• [THE INPUT]
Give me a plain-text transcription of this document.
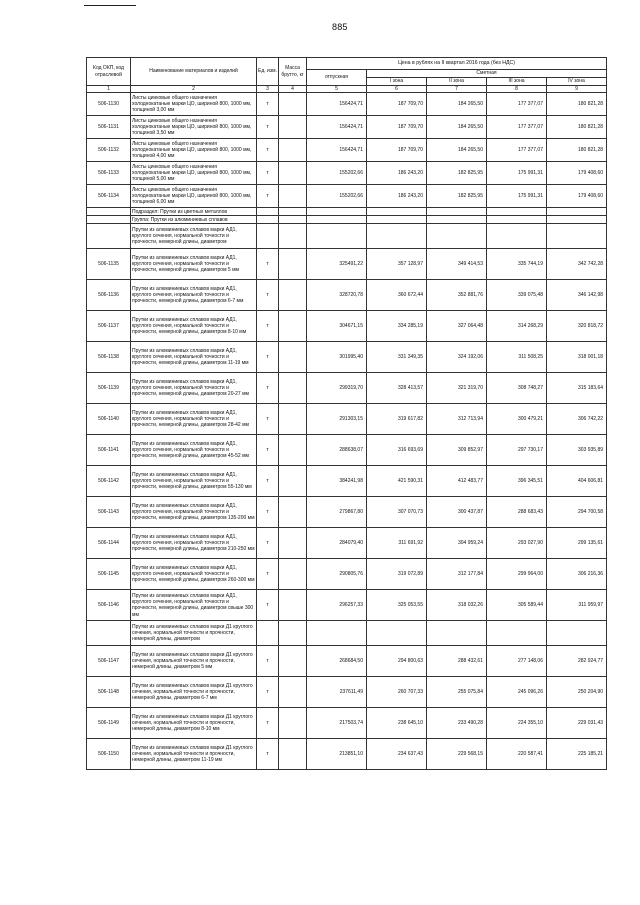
885
Код ОКП, код отраслевой	Наименование материалов и изделий	Ед. изм.	Масса брутто, кг	Цена в рублях на II квартал 2016 года (без НДС)				
				отпускная	Сметная			
					I зона	II зона	III зона	IV зона
1	2	3	4	5	6	7	8	9
506-1130	Листы цинковые общего назначения холоднокатаные марки ЦО, шириной 800, 1000 мм, толщиной 3,00 мм	т		156424,71	187 709,70	184 265,50	177 377,07	180 821,28
506-1131	Листы цинковые общего назначения холоднокатаные марки ЦО, шириной 800, 1000 мм, толщиной 3,50 мм	т		156424,71	187 709,70	184 265,50	177 377,07	180 821,28
506-1132	Листы цинковые общего назначения холоднокатаные марки ЦО, шириной 800, 1000 мм, толщиной 4,00 мм	т		156424,71	187 709,70	184 265,50	177 377,07	180 821,28
506-1133	Листы цинковые общего назначения холоднокатаные марки ЦО, шириной 800, 1000 мм, толщиной 5,00 мм	т		155202,66	186 243,20	182 825,95	175 991,31	179 408,60
506-1134	Листы цинковые общего назначения холоднокатаные марки ЦО, шириной 800, 1000 мм, толщиной 6,00 мм	т		155202,66	186 243,20	182 825,95	175 991,31	179 408,60
	Подраздел: Прутки из цветных металлов							
	Группа: Прутки из алюминиевых сплавов							
	Прутки из алюминиевых сплавов марки АД1, круглого сечения, нормальной точности и прочности, немерной длины, диаметром							
506-1135	Прутки из алюминиевых сплавов марки АД1, круглого сечения, нормальной точности и прочности, немерной длины, диаметром 5 мм	т		325491,22	357 128,97	349 414,53	335 744,19	342 742,28
506-1136	Прутки из алюминиевых сплавов марки АД1, круглого сечения, нормальной точности и прочности, немерной длины, диаметром 6-7 мм	т		328720,78	360 672,44	352 881,76	339 075,48	346 142,98
506-1137	Прутки из алюминиевых сплавов марки АД1, круглого сечения, нормальной точности и прочности, немерной длины, диаметром 8-10 мм	т		304671,15	334 285,19	327 064,48	314 268,29	320 818,72
506-1138	Прутки из алюминиевых сплавов марки АД1, круглого сечения, нормальной точности и прочности, немерной длины, диаметром 11-19 мм	т		301995,40	331 349,35	324 192,06	311 508,25	318 001,18
506-1139	Прутки из алюминиевых сплавов марки АД1, круглого сечения, нормальной точности и прочности, немерной длины, диаметром 20-27 мм	т		299319,70	328 413,57	321 319,70	308 748,27	315 183,64
506-1140	Прутки из алюминиевых сплавов марки АД1, круглого сечения, нормальной точности и прочности, немерной длины, диаметром 28-42 мм	т		291303,15	319 617,82	312 713,94	300 479,21	306 742,22
506-1141	Прутки из алюминиевых сплавов марки АД1, круглого сечения, нормальной точности и прочности, немерной длины, диаметром 45-52 мм	т		288638,07	316 693,69	309 852,97	297 730,17	303 935,89
506-1142	Прутки из алюминиевых сплавов марки АД1, круглого сечения, нормальной точности и прочности, немерной длины, диаметром 55-130 мм	т		384241,98	421 590,31	412 483,77	396 345,51	404 606,81
506-1143	Прутки из алюминиевых сплавов марки АД1, круглого сечения, нормальной точности и прочности, немерной длины, диаметром 135-200 мм	т		279867,80	307 070,73	300 437,87	288 683,43	294 700,58
506-1144	Прутки из алюминиевых сплавов марки АД1, круглого сечения, нормальной точности и прочности, немерной длины, диаметром 210-250 мм	т		284079,40	311 691,92	304 959,24	293 027,90	299 135,61
506-1145	Прутки из алюминиевых сплавов марки АД1, круглого сечения, нормальной точности и прочности, немерной длины, диаметром 260-300 мм	т		290805,76	319 072,89	312 177,84	299 964,00	306 216,36
506-1146	Прутки из алюминиевых сплавов марки АД1, круглого сечения, нормальной точности и прочности, немерной длины, диаметром свыше 300 мм	т		296257,33	325 053,55	318 032,26	305 589,44	311 959,97
	Прутки из алюминиевых сплавов марки Д1 круглого сечения, нормальной точности и прочности, немерной длины, диаметром							
506-1147	Прутки из алюминиевых сплавов марки Д1 круглого сечения, нормальной точности и прочности, немерной длины, диаметром 5 мм	т		268684,50	294 800,63	288 432,61	277 148,06	282 924,77
506-1148	Прутки из алюминиевых сплавов марки Д1 круглого сечения, нормальной точности и прочности, немерной длины, диаметром 6-7 мм	т		237611,49	260 707,33	255 075,84	245 096,26	250 204,90
506-1149	Прутки из алюминиевых сплавов марки Д1 круглого сечения, нормальной точности и прочности, немерной длины, диаметром 8-10 мм	т		217503,74	238 645,10	233 490,28	224 355,10	229 031,43
506-1150	Прутки из алюминиевых сплавов марки Д1 круглого сечения, нормальной точности и прочности, немерной длины, диаметром 11-19 мм	т		213851,10	234 637,43	229 568,15	220 587,41	225 185,21
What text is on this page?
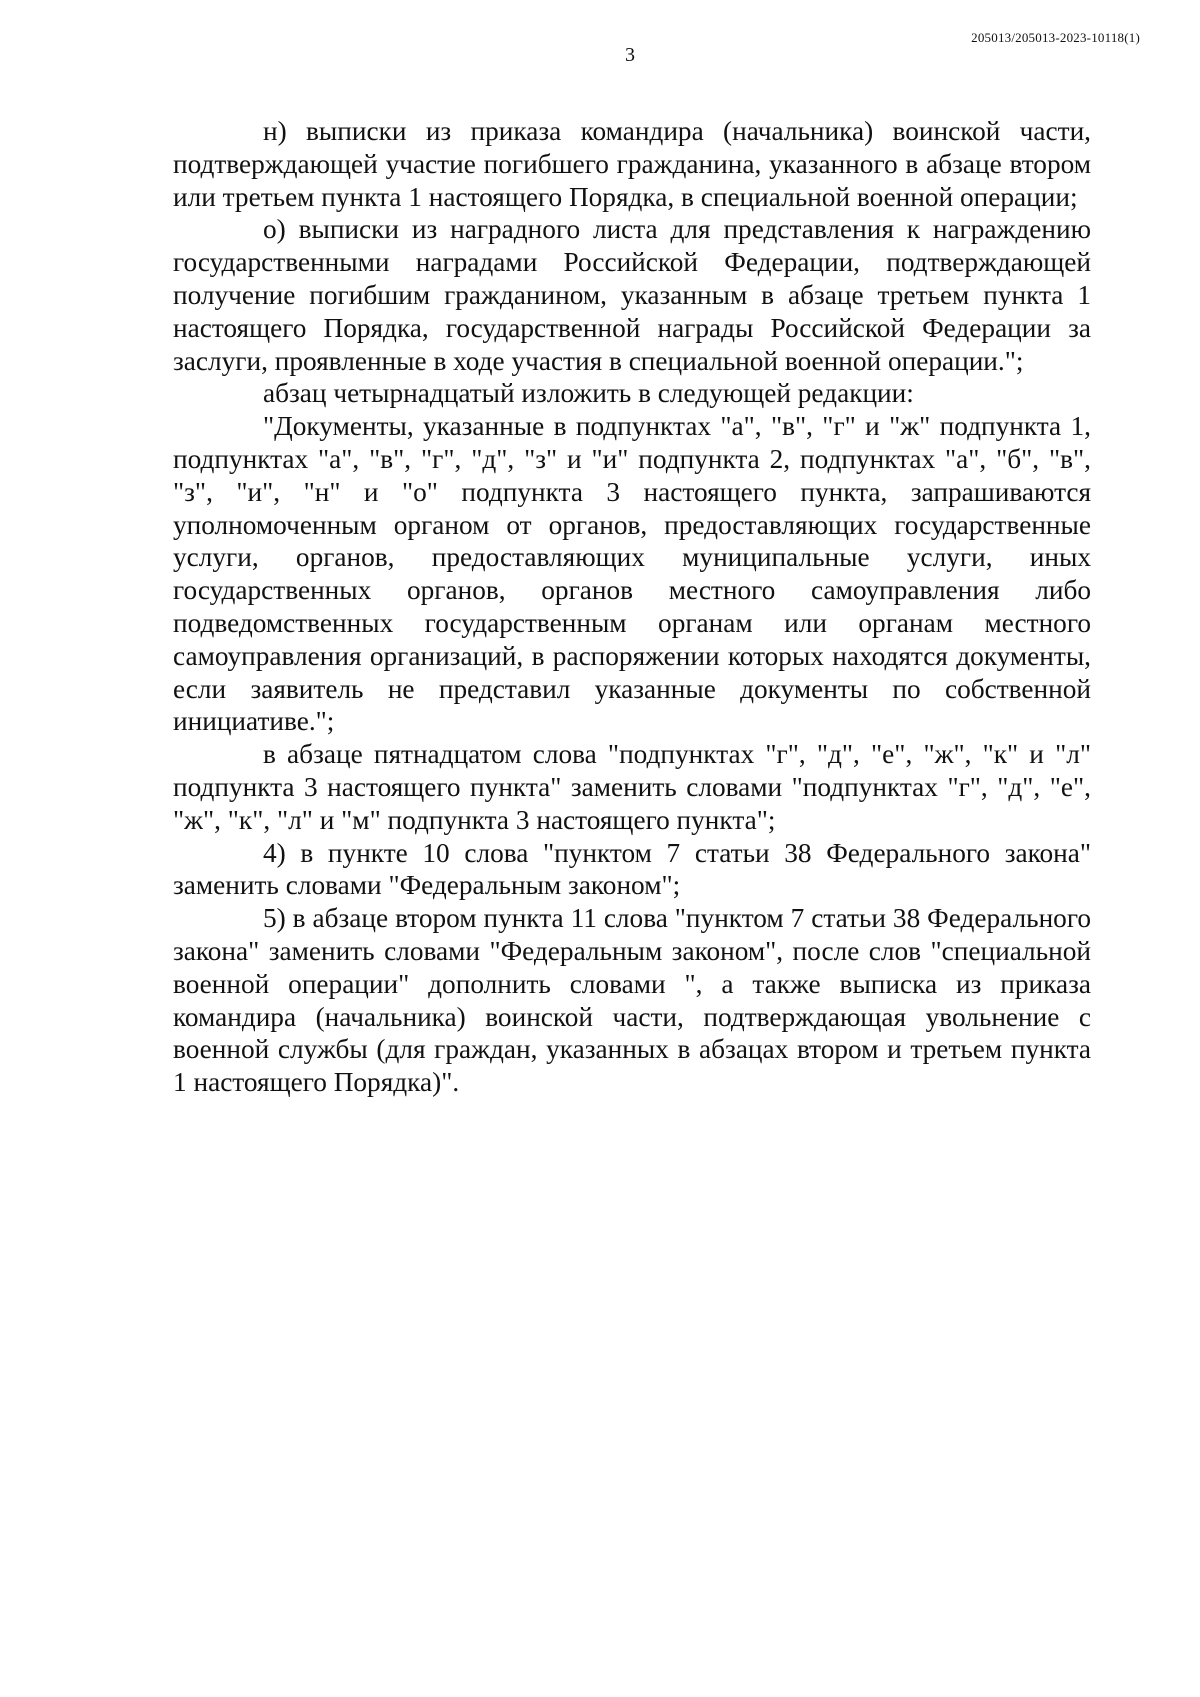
205013/205013-2023-10118(1)
3

н) выписки из приказа командира (начальника) воинской части, подтверждающей участие погибшего гражданина, указанного в абзаце втором или третьем пункта 1 настоящего Порядка, в специальной военной операции;

о) выписки из наградного листа для представления к награждению государственными наградами Российской Федерации, подтверждающей получение погибшим гражданином, указанным в абзаце третьем пункта 1 настоящего Порядка, государственной награды Российской Федерации за заслуги, проявленные в ходе участия в специальной военной операции.";

абзац четырнадцатый изложить в следующей редакции:

"Документы, указанные в подпунктах "а", "в", "г" и "ж" подпункта 1, подпунктах "а", "в", "г", "д", "з" и "и" подпункта 2, подпунктах "а", "б", "в", "з", "и", "н" и "о" подпункта 3 настоящего пункта, запрашиваются уполномоченным органом от органов, предоставляющих государственные услуги, органов, предоставляющих муниципальные услуги, иных государственных органов, органов местного самоуправления либо подведомственных государственным органам или органам местного самоуправления организаций, в распоряжении которых находятся документы, если заявитель не представил указанные документы по собственной инициативе.";

в абзаце пятнадцатом слова "подпунктах "г", "д", "е", "ж", "к" и "л" подпункта 3 настоящего пункта" заменить словами "подпунктах "г", "д", "е", "ж", "к", "л" и "м" подпункта 3 настоящего пункта";

4) в пункте 10 слова "пунктом 7 статьи 38 Федерального закона" заменить словами "Федеральным законом";

5) в абзаце втором пункта 11 слова "пунктом 7 статьи 38 Федерального закона" заменить словами "Федеральным законом", после слов "специальной военной операции" дополнить словами ", а также выписка из приказа командира (начальника) воинской части, подтверждающая увольнение с военной службы (для граждан, указанных в абзацах втором и третьем пункта 1 настоящего Порядка)".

• [PROBLEM REQUIREMENTS] Reproduce all entries exactly. Pictures do not belong in the copy.

• [RESPONSE TO THE TASK]
Give me a plain-text transcription of this document.
885
Код ОКП, код отраслевой	Наименование материалов и изделий	Ед. изм.	Масса брутто, кг	Цена в рублях на II квартал 2016 года (без НДС)				
				отпускная	Сметная			
					I зона	II зона	III зона	IV зона
1	2	3	4	5	6	7	8	9
506-1130	Листы цинковые общего назначения холоднокатаные марки ЦО, шириной 800, 1000 мм, толщиной 3,00 мм	т		156424,71	187 709,70	184 265,50	177 377,07	180 821,28
506-1131	Листы цинковые общего назначения холоднокатаные марки ЦО, шириной 800, 1000 мм, толщиной 3,50 мм	т		156424,71	187 709,70	184 265,50	177 377,07	180 821,28
506-1132	Листы цинковые общего назначения холоднокатаные марки ЦО, шириной 800, 1000 мм, толщиной 4,00 мм	т		156424,71	187 709,70	184 265,50	177 377,07	180 821,28
506-1133	Листы цинковые общего назначения холоднокатаные марки ЦО, шириной 800, 1000 мм, толщиной 5,00 мм	т		155202,66	186 243,20	182 825,95	175 991,31	179 408,60
506-1134	Листы цинковые общего назначения холоднокатаные марки ЦО, шириной 800, 1000 мм, толщиной 6,00 мм	т		155202,66	186 243,20	182 825,95	175 991,31	179 408,60
	Подраздел: Прутки из цветных металлов							
	Группа: Прутки из алюминиевых сплавов							
	Прутки из алюминиевых сплавов марки АД1, круглого сечения, нормальной точности и прочности, немерной длины, диаметром							
506-1135	Прутки из алюминиевых сплавов марки АД1, круглого сечения, нормальной точности и прочности, немерной длины, диаметром 5 мм	т		325491,22	357 128,97	349 414,53	335 744,19	342 742,28
506-1136	Прутки из алюминиевых сплавов марки АД1, круглого сечения, нормальной точности и прочности, немерной длины, диаметром 6-7 мм	т		328720,78	360 672,44	352 881,76	339 075,48	346 142,98
506-1137	Прутки из алюминиевых сплавов марки АД1, круглого сечения, нормальной точности и прочности, немерной длины, диаметром 8-10 мм	т		304671,15	334 285,19	327 064,48	314 268,29	320 818,72
506-1138	Прутки из алюминиевых сплавов марки АД1, круглого сечения, нормальной точности и прочности, немерной длины, диаметром 11-19 мм	т		301995,40	331 349,35	324 192,06	311 508,25	318 001,18
506-1139	Прутки из алюминиевых сплавов марки АД1, круглого сечения, нормальной точности и прочности, немерной длины, диаметром 20-27 мм	т		299319,70	328 413,57	321 319,70	308 748,27	315 183,64
506-1140	Прутки из алюминиевых сплавов марки АД1, круглого сечения, нормальной точности и прочности, немерной длины, диаметром 28-42 мм	т		291303,15	319 617,82	312 713,94	300 479,21	306 742,22
506-1141	Прутки из алюминиевых сплавов марки АД1, круглого сечения, нормальной точности и прочности, немерной длины, диаметром 45-52 мм	т		288638,07	316 693,69	309 852,97	297 730,17	303 935,89
506-1142	Прутки из алюминиевых сплавов марки АД1, круглого сечения, нормальной точности и прочности, немерной длины, диаметром 55-130 мм	т		384241,98	421 590,31	412 483,77	396 345,51	404 606,81
506-1143	Прутки из алюминиевых сплавов марки АД1, круглого сечения, нормальной точности и прочности, немерной длины, диаметром 135-200 мм	т		279867,80	307 070,73	300 437,87	288 683,43	294 700,58
506-1144	Прутки из алюминиевых сплавов марки АД1, круглого сечения, нормальной точности и прочности, немерной длины, диаметром 210-250 мм	т		284079,40	311 691,92	304 959,24	293 027,90	299 135,61
506-1145	Прутки из алюминиевых сплавов марки АД1, круглого сечения, нормальной точности и прочности, немерной длины, диаметром 260-300 мм	т		290805,76	319 072,89	312 177,84	299 964,00	306 216,36
506-1146	Прутки из алюминиевых сплавов марки АД1, круглого сечения, нормальной точности и прочности, немерной длины, диаметром свыше 300 мм	т		296257,33	325 053,55	318 032,26	305 589,44	311 959,97
	Прутки из алюминиевых сплавов марки Д1 круглого сечения, нормальной точности и прочности, немерной длины, диаметром							
506-1147	Прутки из алюминиевых сплавов марки Д1 круглого сечения, нормальной точности и прочности, немерной длины, диаметром 5 мм	т		268684,50	294 800,63	288 432,61	277 148,06	282 924,77
506-1148	Прутки из алюминиевых сплавов марки Д1 круглого сечения, нормальной точности и прочности, немерной длины, диаметром 6-7 мм	т		237611,49	260 707,33	255 075,84	245 096,26	250 204,90
506-1149	Прутки из алюминиевых сплавов марки Д1 круглого сечения, нормальной точности и прочности, немерной длины, диаметром 8-10 мм	т		217503,74	238 645,10	233 490,28	224 355,10	229 031,43
506-1150	Прутки из алюминиевых сплавов марки Д1 круглого сечения, нормальной точности и прочности, немерной длины, диаметром 11-19 мм	т		213851,10	234 637,43	229 568,15	220 587,41	225 185,21
What text is on this page?
205013/205013-2023-10118(1)
3

н) выписки из приказа командира (начальника) воинской части, подтверждающей участие погибшего гражданина, указанного в абзаце втором или третьем пункта 1 настоящего Порядка, в специальной военной операции;

о) выписки из наградного листа для представления к награждению государственными наградами Российской Федерации, подтверждающей получение погибшим гражданином, указанным в абзаце третьем пункта 1 настоящего Порядка, государственной награды Российской Федерации за заслуги, проявленные в ходе участия в специальной военной операции.";

абзац четырнадцатый изложить в следующей редакции:

"Документы, указанные в подпунктах "а", "в", "г" и "ж" подпункта 1, подпунктах "а", "в", "г", "д", "з" и "и" подпункта 2, подпунктах "а", "б", "в", "з", "и", "н" и "о" подпункта 3 настоящего пункта, запрашиваются уполномоченным органом от органов, предоставляющих государственные услуги, органов, предоставляющих муниципальные услуги, иных государственных органов, органов местного самоуправления либо подведомственных государственным органам или органам местного самоуправления организаций, в распоряжении которых находятся документы, если заявитель не представил указанные документы по собственной инициативе.";

в абзаце пятнадцатом слова "подпунктах "г", "д", "е", "ж", "к" и "л" подпункта 3 настоящего пункта" заменить словами "подпунктах "г", "д", "е", "ж", "к", "л" и "м" подпункта 3 настоящего пункта";

4) в пункте 10 слова "пунктом 7 статьи 38 Федерального закона" заменить словами "Федеральным законом";

5) в абзаце втором пункта 11 слова "пунктом 7 статьи 38 Федерального закона" заменить словами "Федеральным законом", после слов "специальной военной операции" дополнить словами ", а также выписка из приказа командира (начальника) воинской части, подтверждающая увольнение с военной службы (для граждан, указанных в абзацах втором и третьем пункта 1 настоящего Порядка)".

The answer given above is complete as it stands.